> _DATA SUPPLIED_
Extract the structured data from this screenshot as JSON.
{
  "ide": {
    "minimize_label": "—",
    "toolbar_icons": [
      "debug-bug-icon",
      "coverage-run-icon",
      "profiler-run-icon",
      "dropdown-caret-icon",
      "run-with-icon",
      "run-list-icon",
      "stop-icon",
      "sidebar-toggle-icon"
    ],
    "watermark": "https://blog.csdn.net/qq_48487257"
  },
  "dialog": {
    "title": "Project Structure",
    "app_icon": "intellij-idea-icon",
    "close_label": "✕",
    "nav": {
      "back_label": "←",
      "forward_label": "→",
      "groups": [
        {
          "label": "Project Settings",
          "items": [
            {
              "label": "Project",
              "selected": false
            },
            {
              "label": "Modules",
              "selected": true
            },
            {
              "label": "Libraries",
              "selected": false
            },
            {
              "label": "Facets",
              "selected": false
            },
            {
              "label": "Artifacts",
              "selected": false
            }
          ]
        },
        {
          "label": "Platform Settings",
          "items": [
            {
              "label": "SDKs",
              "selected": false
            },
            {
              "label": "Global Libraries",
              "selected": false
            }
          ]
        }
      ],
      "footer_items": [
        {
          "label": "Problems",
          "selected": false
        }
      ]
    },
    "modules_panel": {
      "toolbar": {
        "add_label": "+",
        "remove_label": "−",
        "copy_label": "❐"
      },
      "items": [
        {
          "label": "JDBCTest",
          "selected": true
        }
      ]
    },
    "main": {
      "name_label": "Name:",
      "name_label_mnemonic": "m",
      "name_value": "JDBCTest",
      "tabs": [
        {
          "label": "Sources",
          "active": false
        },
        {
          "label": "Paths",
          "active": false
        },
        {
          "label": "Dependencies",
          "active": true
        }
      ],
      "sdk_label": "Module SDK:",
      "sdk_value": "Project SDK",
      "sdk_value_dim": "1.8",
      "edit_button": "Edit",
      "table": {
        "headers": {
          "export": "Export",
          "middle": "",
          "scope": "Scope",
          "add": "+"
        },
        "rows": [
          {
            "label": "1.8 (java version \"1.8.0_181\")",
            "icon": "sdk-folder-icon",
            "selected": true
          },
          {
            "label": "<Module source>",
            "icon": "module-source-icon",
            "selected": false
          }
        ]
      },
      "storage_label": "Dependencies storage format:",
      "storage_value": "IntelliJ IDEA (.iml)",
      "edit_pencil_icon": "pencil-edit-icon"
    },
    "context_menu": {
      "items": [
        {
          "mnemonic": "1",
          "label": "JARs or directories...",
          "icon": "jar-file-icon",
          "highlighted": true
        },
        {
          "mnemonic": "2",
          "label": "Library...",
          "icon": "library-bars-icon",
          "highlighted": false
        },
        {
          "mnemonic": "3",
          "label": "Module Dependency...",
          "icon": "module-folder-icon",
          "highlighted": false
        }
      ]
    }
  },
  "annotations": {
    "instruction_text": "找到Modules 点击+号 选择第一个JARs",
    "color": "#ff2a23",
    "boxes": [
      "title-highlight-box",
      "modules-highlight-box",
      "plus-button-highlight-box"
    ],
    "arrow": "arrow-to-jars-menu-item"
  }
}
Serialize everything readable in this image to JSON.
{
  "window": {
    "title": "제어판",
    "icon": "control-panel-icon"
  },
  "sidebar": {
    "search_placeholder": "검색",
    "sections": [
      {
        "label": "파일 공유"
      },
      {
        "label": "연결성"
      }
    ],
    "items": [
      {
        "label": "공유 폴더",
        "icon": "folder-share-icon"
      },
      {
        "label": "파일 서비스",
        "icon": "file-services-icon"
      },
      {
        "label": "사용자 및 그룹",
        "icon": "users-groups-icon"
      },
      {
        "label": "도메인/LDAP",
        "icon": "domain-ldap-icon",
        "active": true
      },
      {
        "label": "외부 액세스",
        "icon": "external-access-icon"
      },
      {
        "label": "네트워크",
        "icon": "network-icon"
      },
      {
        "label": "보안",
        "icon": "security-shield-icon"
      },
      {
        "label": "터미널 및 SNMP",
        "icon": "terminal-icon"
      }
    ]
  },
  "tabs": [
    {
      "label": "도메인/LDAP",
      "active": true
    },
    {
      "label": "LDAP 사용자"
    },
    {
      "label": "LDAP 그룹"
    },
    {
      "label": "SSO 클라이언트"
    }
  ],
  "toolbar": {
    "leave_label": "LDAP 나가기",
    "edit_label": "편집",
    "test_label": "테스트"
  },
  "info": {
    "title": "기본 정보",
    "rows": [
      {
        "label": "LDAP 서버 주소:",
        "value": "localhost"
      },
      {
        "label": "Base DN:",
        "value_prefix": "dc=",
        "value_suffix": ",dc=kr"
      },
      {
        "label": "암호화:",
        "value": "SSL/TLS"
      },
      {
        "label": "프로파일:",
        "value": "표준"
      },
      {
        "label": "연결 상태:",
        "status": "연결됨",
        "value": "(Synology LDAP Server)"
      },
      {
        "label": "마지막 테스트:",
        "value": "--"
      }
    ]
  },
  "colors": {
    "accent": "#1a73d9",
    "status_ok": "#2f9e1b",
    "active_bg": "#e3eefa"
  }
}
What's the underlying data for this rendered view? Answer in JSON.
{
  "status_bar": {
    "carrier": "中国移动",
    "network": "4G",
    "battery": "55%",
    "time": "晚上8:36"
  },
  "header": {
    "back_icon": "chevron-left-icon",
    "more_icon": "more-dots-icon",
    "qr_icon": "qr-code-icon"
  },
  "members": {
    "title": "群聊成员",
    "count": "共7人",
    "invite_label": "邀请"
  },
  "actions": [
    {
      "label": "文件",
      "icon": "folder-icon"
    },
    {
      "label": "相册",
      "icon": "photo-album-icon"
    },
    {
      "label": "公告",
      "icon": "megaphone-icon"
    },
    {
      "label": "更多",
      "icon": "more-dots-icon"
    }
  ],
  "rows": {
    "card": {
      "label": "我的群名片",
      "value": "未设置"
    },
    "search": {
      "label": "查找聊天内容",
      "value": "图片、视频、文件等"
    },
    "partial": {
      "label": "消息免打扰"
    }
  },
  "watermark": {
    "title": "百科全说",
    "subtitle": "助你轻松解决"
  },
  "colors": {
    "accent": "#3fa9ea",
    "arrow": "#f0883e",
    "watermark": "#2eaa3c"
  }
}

> _STATED EXERCISE_
Select every line above that contains the word "folder", and copy it.

> _ANSWER FOR THE TASK_
            "icon": "sdk-folder-icon",
          "icon": "module-folder-icon",
        "icon": "folder-share-icon"
      "icon": "folder-icon"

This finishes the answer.